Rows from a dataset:
_ _ _ _ _

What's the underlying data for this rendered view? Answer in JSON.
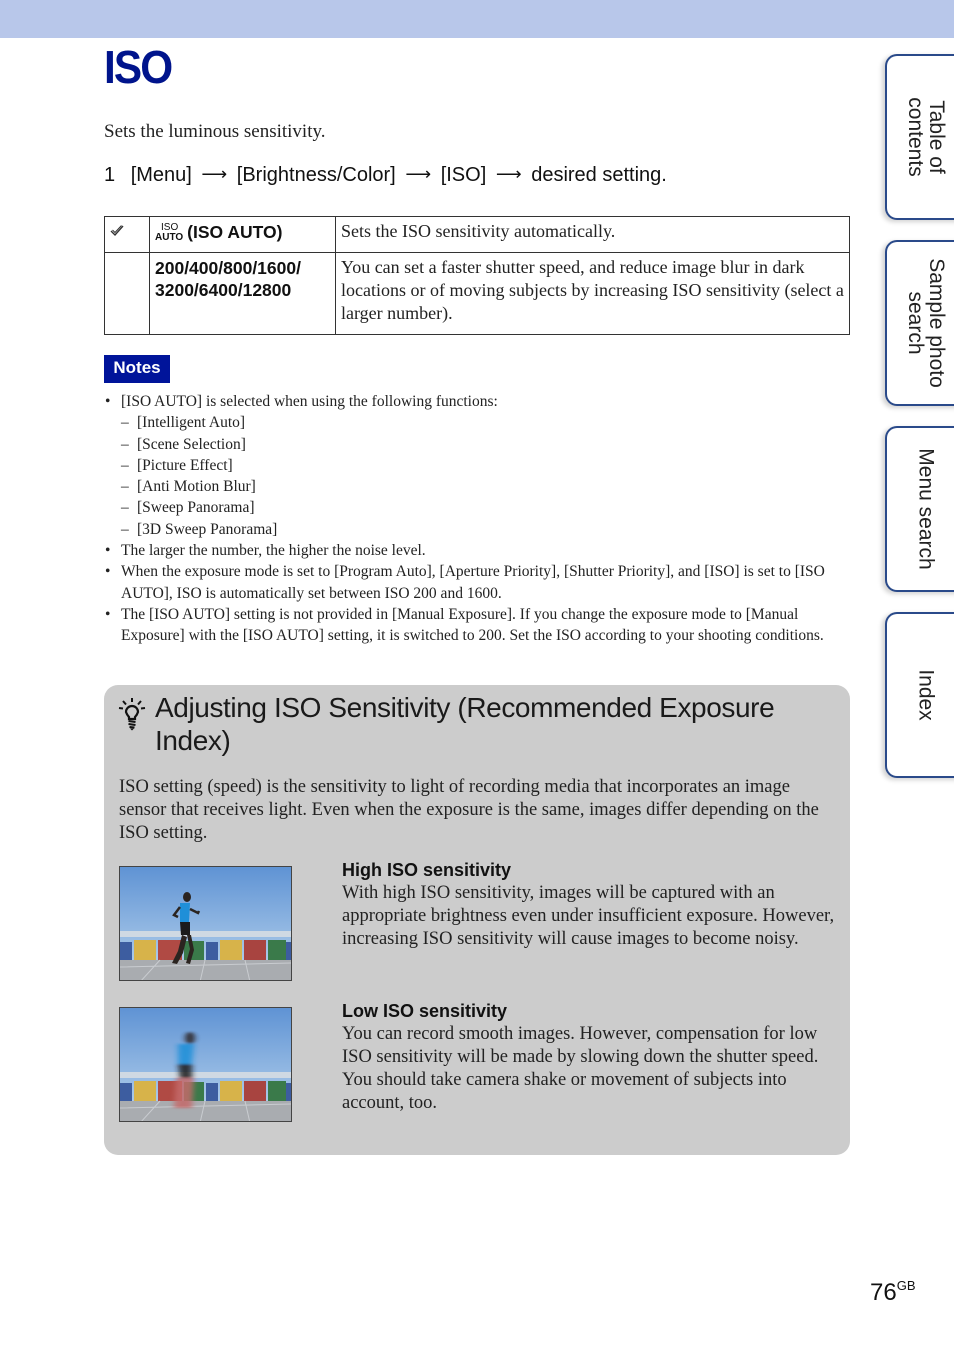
{
  "page": {
    "title": "ISO",
    "intro": "Sets the luminous sensitivity.",
    "step": {
      "number": "1",
      "parts": [
        "[Menu]",
        "[Brightness/Color]",
        "[ISO]",
        "desired setting."
      ],
      "arrow_icon": "right-arrow-icon"
    },
    "settings_table": [
      {
        "default_marker": "checkmark-icon",
        "icon_top": "ISO",
        "icon_bottom": "AUTO",
        "option": "(ISO AUTO)",
        "description": "Sets the ISO sensitivity automatically."
      },
      {
        "default_marker": "",
        "option_line1": "200/400/800/1600/",
        "option_line2": "3200/6400/12800",
        "description": "You can set a faster shutter speed, and reduce image blur in dark locations or of moving subjects by increasing ISO sensitivity (select a larger number)."
      }
    ],
    "notes": {
      "badge": "Notes",
      "items": [
        {
          "text": "[ISO AUTO] is selected when using the following functions:",
          "sub": [
            "[Intelligent Auto]",
            "[Scene Selection]",
            "[Picture Effect]",
            "[Anti Motion Blur]",
            "[Sweep Panorama]",
            "[3D Sweep Panorama]"
          ]
        },
        {
          "text": "The larger the number, the higher the noise level."
        },
        {
          "text": "When the exposure mode is set to [Program Auto], [Aperture Priority], [Shutter Priority], and [ISO] is set to [ISO AUTO], ISO is automatically set between ISO 200 and 1600."
        },
        {
          "text": "The [ISO AUTO] setting is not provided in [Manual Exposure]. If you change the exposure mode to [Manual Exposure] with the [ISO AUTO] setting, it is switched to 200. Set the ISO according to your shooting conditions."
        }
      ]
    },
    "tip": {
      "icon": "lightbulb-hint-icon",
      "title": "Adjusting ISO Sensitivity (Recommended Exposure Index)",
      "body": "ISO setting (speed) is the sensitivity to light of recording media that incorporates an image sensor that receives light. Even when the exposure is the same, images differ depending on the ISO setting.",
      "items": [
        {
          "heading": "High ISO sensitivity",
          "text": "With high ISO sensitivity, images will be captured with an appropriate brightness even under insufficient exposure. However, increasing ISO sensitivity will cause images to become noisy.",
          "photo": "runner-sharp-photo"
        },
        {
          "heading": "Low ISO sensitivity",
          "text": "You can record smooth images. However, compensation for low ISO sensitivity will be made by slowing down the shutter speed. You should take camera shake or movement of subjects into account, too.",
          "photo": "runner-blurred-photo"
        }
      ]
    },
    "page_number": "76",
    "page_suffix": "GB"
  },
  "side_tabs": [
    {
      "label": "Table of\ncontents"
    },
    {
      "label": "Sample photo\nsearch"
    },
    {
      "label": "Menu search"
    },
    {
      "label": "Index"
    }
  ],
  "colors": {
    "title_blue": "#00148c",
    "notes_badge": "#00149a",
    "top_band": "#b8c7ea",
    "tip_box": "#cccccc",
    "tab_border": "#2a4a8a"
  }
}
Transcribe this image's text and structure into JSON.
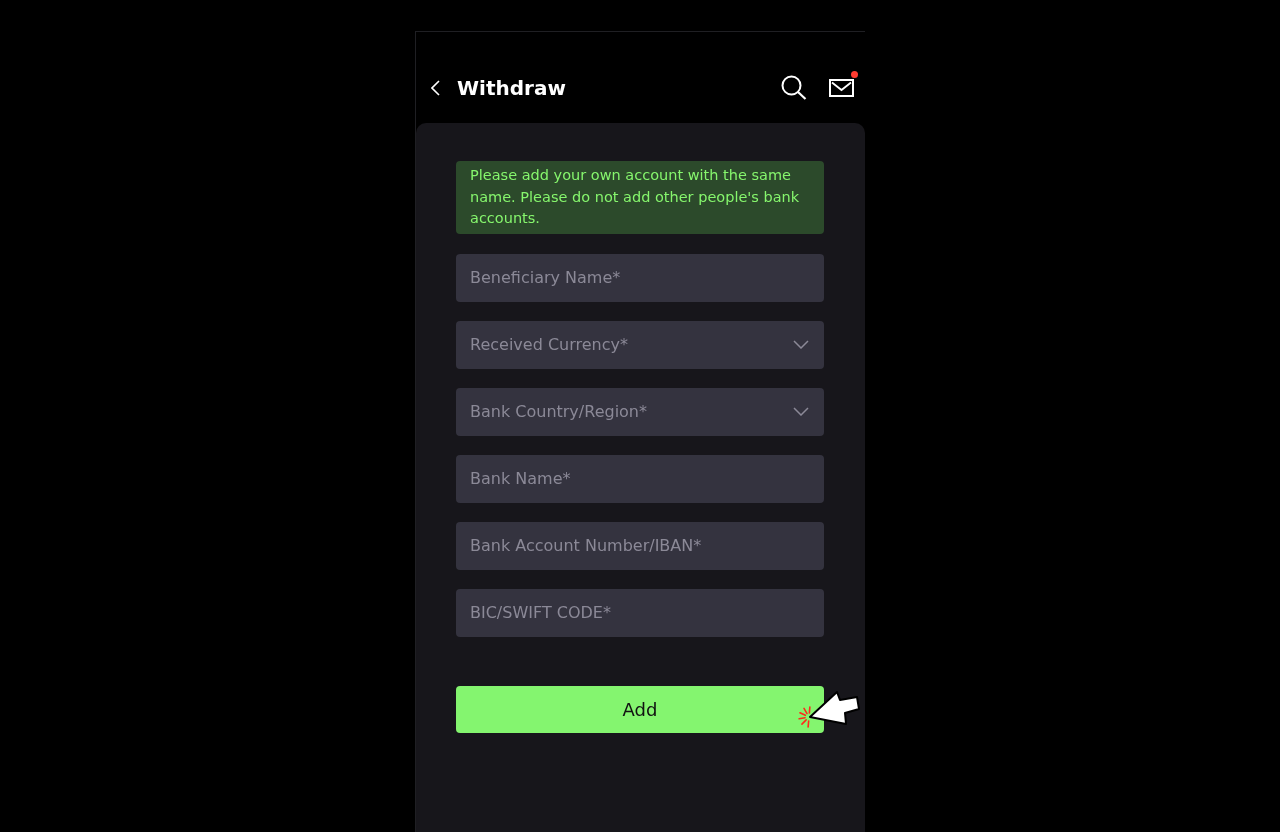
{
  "header": {
    "title": "Withdraw",
    "has_unread_messages": true
  },
  "notice": "Please add your own account with the same name. Please do not add other people's bank accounts.",
  "fields": [
    {
      "kind": "text",
      "placeholder": "Beneficiary Name*"
    },
    {
      "kind": "select",
      "placeholder": "Received Currency*"
    },
    {
      "kind": "select",
      "placeholder": "Bank Country/Region*"
    },
    {
      "kind": "text",
      "placeholder": "Bank Name*"
    },
    {
      "kind": "text",
      "placeholder": "Bank Account Number/IBAN*"
    },
    {
      "kind": "text",
      "placeholder": "BIC/SWIFT CODE*"
    }
  ],
  "submit_button": {
    "label": "Add"
  }
}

_ _ _ _ _

Write the material out again exactly as it appears, dropping the pictures.

What's the underlying data for this rendered view? Answer in JSON.
{
  "page": {
    "title": "ISO",
    "intro": "Sets the luminous sensitivity.",
    "step": {
      "number": "1",
      "parts": [
        "[Menu]",
        "[Brightness/Color]",
        "[ISO]",
        "desired setting."
      ],
      "arrow_icon": "right-arrow-icon"
    },
    "settings_table": [
      {
        "default_marker": "checkmark-icon",
        "icon_top": "ISO",
        "icon_bottom": "AUTO",
        "option": "(ISO AUTO)",
        "description": "Sets the ISO sensitivity automatically."
      },
      {
        "default_marker": "",
        "option_line1": "200/400/800/1600/",
        "option_line2": "3200/6400/12800",
        "description": "You can set a faster shutter speed, and reduce image blur in dark locations or of moving subjects by increasing ISO sensitivity (select a larger number)."
      }
    ],
    "notes": {
      "badge": "Notes",
      "items": [
        {
          "text": "[ISO AUTO] is selected when using the following functions:",
          "sub": [
            "[Intelligent Auto]",
            "[Scene Selection]",
            "[Picture Effect]",
            "[Anti Motion Blur]",
            "[Sweep Panorama]",
            "[3D Sweep Panorama]"
          ]
        },
        {
          "text": "The larger the number, the higher the noise level."
        },
        {
          "text": "When the exposure mode is set to [Program Auto], [Aperture Priority], [Shutter Priority], and [ISO] is set to [ISO AUTO], ISO is automatically set between ISO 200 and 1600."
        },
        {
          "text": "The [ISO AUTO] setting is not provided in [Manual Exposure]. If you change the exposure mode to [Manual Exposure] with the [ISO AUTO] setting, it is switched to 200. Set the ISO according to your shooting conditions."
        }
      ]
    },
    "tip": {
      "icon": "lightbulb-hint-icon",
      "title": "Adjusting ISO Sensitivity (Recommended Exposure Index)",
      "body": "ISO setting (speed) is the sensitivity to light of recording media that incorporates an image sensor that receives light. Even when the exposure is the same, images differ depending on the ISO setting.",
      "items": [
        {
          "heading": "High ISO sensitivity",
          "text": "With high ISO sensitivity, images will be captured with an appropriate brightness even under insufficient exposure. However, increasing ISO sensitivity will cause images to become noisy.",
          "photo": "runner-sharp-photo"
        },
        {
          "heading": "Low ISO sensitivity",
          "text": "You can record smooth images. However, compensation for low ISO sensitivity will be made by slowing down the shutter speed. You should take camera shake or movement of subjects into account, too.",
          "photo": "runner-blurred-photo"
        }
      ]
    },
    "page_number": "76",
    "page_suffix": "GB"
  },
  "side_tabs": [
    {
      "label": "Table of\ncontents"
    },
    {
      "label": "Sample photo\nsearch"
    },
    {
      "label": "Menu search"
    },
    {
      "label": "Index"
    }
  ],
  "colors": {
    "title_blue": "#00148c",
    "notes_badge": "#00149a",
    "top_band": "#b8c7ea",
    "tip_box": "#cccccc",
    "tab_border": "#2a4a8a"
  }
}
Transcribe this image's text and structure into JSON.
{
  "header": {
    "title": "Withdraw",
    "has_unread_messages": true
  },
  "notice": "Please add your own account with the same name. Please do not add other people's bank accounts.",
  "fields": [
    {
      "kind": "text",
      "placeholder": "Beneficiary Name*"
    },
    {
      "kind": "select",
      "placeholder": "Received Currency*"
    },
    {
      "kind": "select",
      "placeholder": "Bank Country/Region*"
    },
    {
      "kind": "text",
      "placeholder": "Bank Name*"
    },
    {
      "kind": "text",
      "placeholder": "Bank Account Number/IBAN*"
    },
    {
      "kind": "text",
      "placeholder": "BIC/SWIFT CODE*"
    }
  ],
  "submit_button": {
    "label": "Add"
  }
}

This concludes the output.